— START OF RECORDS SUPPLIED —
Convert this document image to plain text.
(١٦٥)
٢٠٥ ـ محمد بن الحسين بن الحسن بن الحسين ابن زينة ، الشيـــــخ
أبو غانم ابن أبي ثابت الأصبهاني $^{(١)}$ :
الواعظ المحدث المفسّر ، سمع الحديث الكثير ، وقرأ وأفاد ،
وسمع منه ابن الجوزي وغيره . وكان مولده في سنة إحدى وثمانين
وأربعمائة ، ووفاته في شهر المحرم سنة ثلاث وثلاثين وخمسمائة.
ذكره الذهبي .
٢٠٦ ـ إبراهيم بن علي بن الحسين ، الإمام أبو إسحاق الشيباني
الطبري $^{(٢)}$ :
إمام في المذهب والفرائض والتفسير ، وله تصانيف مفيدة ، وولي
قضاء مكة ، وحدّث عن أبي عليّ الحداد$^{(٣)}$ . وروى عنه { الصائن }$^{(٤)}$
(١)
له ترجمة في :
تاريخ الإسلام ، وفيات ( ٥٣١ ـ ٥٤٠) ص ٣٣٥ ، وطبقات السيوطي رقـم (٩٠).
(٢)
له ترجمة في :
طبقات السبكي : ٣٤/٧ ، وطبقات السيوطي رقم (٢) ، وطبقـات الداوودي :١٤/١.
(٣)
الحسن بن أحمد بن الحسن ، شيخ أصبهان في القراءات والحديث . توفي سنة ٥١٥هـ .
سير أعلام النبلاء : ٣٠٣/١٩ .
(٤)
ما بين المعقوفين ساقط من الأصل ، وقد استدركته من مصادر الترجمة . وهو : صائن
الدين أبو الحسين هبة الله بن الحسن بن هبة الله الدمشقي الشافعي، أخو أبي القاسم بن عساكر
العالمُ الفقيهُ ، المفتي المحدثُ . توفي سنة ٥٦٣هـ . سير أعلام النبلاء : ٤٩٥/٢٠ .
— END OF RECORDS SUPPLIED —
• _WHAT YOU HAVE TO DO_:
Print the listing above in full, exactly as it is.

• _REPLY_:
Convert this document image to plain text.
(١٦٥)
٢٠٥ ـ محمد بن الحسين بن الحسن بن الحسين ابن زينة ، الشيـــــخ
أبو غانم ابن أبي ثابت الأصبهاني $^{(١)}$ :
الواعظ المحدث المفسّر ، سمع الحديث الكثير ، وقرأ وأفاد ،
وسمع منه ابن الجوزي وغيره . وكان مولده في سنة إحدى وثمانين
وأربعمائة ، ووفاته في شهر المحرم سنة ثلاث وثلاثين وخمسمائة.
ذكره الذهبي .
٢٠٦ ـ إبراهيم بن علي بن الحسين ، الإمام أبو إسحاق الشيباني
الطبري $^{(٢)}$ :
إمام في المذهب والفرائض والتفسير ، وله تصانيف مفيدة ، وولي
قضاء مكة ، وحدّث عن أبي عليّ الحداد$^{(٣)}$ . وروى عنه { الصائن }$^{(٤)}$
(١)
له ترجمة في :
تاريخ الإسلام ، وفيات ( ٥٣١ ـ ٥٤٠) ص ٣٣٥ ، وطبقات السيوطي رقـم (٩٠).
(٢)
له ترجمة في :
طبقات السبكي : ٣٤/٧ ، وطبقات السيوطي رقم (٢) ، وطبقـات الداوودي :١٤/١.
(٣)
الحسن بن أحمد بن الحسن ، شيخ أصبهان في القراءات والحديث . توفي سنة ٥١٥هـ .
سير أعلام النبلاء : ٣٠٣/١٩ .
(٤)
ما بين المعقوفين ساقط من الأصل ، وقد استدركته من مصادر الترجمة . وهو : صائن
الدين أبو الحسين هبة الله بن الحسن بن هبة الله الدمشقي الشافعي، أخو أبي القاسم بن عساكر
العالمُ الفقيهُ ، المفتي المحدثُ . توفي سنة ٥٦٣هـ . سير أعلام النبلاء : ٤٩٥/٢٠ .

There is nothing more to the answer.